▶ WRITTEN PROBLEM: Print the data exactly, leaving nothing out.

Start RECORDS FOR THIS EXERCISE

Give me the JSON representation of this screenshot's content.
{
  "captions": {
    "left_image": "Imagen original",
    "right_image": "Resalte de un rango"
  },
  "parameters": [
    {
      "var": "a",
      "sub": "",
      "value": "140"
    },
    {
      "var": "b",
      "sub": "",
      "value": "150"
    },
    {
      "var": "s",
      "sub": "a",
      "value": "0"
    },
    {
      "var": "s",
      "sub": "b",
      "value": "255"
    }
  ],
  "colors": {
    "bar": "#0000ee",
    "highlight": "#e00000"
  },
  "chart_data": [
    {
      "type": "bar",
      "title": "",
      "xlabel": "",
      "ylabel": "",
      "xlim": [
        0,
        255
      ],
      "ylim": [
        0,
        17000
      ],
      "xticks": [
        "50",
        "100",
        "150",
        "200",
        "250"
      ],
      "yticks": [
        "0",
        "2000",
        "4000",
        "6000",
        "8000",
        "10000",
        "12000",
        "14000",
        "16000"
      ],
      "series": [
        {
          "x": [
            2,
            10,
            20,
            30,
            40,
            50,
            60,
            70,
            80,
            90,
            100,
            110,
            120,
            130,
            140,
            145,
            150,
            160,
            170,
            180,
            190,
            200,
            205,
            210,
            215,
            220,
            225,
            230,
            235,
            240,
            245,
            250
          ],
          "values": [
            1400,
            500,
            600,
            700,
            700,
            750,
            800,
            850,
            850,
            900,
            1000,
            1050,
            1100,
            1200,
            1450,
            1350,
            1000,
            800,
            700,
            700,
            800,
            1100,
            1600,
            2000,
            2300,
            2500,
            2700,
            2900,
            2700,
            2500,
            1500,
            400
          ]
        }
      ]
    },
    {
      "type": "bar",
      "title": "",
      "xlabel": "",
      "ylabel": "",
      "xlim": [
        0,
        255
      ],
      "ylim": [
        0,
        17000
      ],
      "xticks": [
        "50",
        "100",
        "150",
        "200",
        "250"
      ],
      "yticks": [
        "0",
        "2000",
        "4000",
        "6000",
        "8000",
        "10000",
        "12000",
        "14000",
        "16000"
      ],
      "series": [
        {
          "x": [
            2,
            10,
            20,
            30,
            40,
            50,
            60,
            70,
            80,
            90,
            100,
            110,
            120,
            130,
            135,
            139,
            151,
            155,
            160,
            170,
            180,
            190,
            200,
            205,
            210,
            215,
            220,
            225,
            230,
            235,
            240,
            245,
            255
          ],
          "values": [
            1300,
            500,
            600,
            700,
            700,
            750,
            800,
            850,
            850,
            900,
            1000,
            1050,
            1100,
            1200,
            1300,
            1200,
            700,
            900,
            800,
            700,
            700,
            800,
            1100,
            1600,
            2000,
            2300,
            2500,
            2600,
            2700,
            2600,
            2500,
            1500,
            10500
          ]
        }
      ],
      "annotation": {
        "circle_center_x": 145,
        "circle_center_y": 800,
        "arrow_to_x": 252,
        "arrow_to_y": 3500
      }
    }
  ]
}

End RECORDS FOR THIS EXERCISE

▶ OUTPUT:
Give me the JSON representation of this screenshot's content.
{
  "captions": {
    "left_image": "Imagen original",
    "right_image": "Resalte de un rango"
  },
  "parameters": [
    {
      "var": "a",
      "sub": "",
      "value": "140"
    },
    {
      "var": "b",
      "sub": "",
      "value": "150"
    },
    {
      "var": "s",
      "sub": "a",
      "value": "0"
    },
    {
      "var": "s",
      "sub": "b",
      "value": "255"
    }
  ],
  "colors": {
    "bar": "#0000ee",
    "highlight": "#e00000"
  },
  "chart_data": [
    {
      "type": "bar",
      "title": "",
      "xlabel": "",
      "ylabel": "",
      "xlim": [
        0,
        255
      ],
      "ylim": [
        0,
        17000
      ],
      "xticks": [
        "50",
        "100",
        "150",
        "200",
        "250"
      ],
      "yticks": [
        "0",
        "2000",
        "4000",
        "6000",
        "8000",
        "10000",
        "12000",
        "14000",
        "16000"
      ],
      "series": [
        {
          "x": [
            2,
            10,
            20,
            30,
            40,
            50,
            60,
            70,
            80,
            90,
            100,
            110,
            120,
            130,
            140,
            145,
            150,
            160,
            170,
            180,
            190,
            200,
            205,
            210,
            215,
            220,
            225,
            230,
            235,
            240,
            245,
            250
          ],
          "values": [
            1400,
            500,
            600,
            700,
            700,
            750,
            800,
            850,
            850,
            900,
            1000,
            1050,
            1100,
            1200,
            1450,
            1350,
            1000,
            800,
            700,
            700,
            800,
            1100,
            1600,
            2000,
            2300,
            2500,
            2700,
            2900,
            2700,
            2500,
            1500,
            400
          ]
        }
      ]
    },
    {
      "type": "bar",
      "title": "",
      "xlabel": "",
      "ylabel": "",
      "xlim": [
        0,
        255
      ],
      "ylim": [
        0,
        17000
      ],
      "xticks": [
        "50",
        "100",
        "150",
        "200",
        "250"
      ],
      "yticks": [
        "0",
        "2000",
        "4000",
        "6000",
        "8000",
        "10000",
        "12000",
        "14000",
        "16000"
      ],
      "series": [
        {
          "x": [
            2,
            10,
            20,
            30,
            40,
            50,
            60,
            70,
            80,
            90,
            100,
            110,
            120,
            130,
            135,
            139,
            151,
            155,
            160,
            170,
            180,
            190,
            200,
            205,
            210,
            215,
            220,
            225,
            230,
            235,
            240,
            245,
            255
          ],
          "values": [
            1300,
            500,
            600,
            700,
            700,
            750,
            800,
            850,
            850,
            900,
            1000,
            1050,
            1100,
            1200,
            1300,
            1200,
            700,
            900,
            800,
            700,
            700,
            800,
            1100,
            1600,
            2000,
            2300,
            2500,
            2600,
            2700,
            2600,
            2500,
            1500,
            10500
          ]
        }
      ],
      "annotation": {
        "circle_center_x": 145,
        "circle_center_y": 800,
        "arrow_to_x": 252,
        "arrow_to_y": 3500
      }
    }
  ]
}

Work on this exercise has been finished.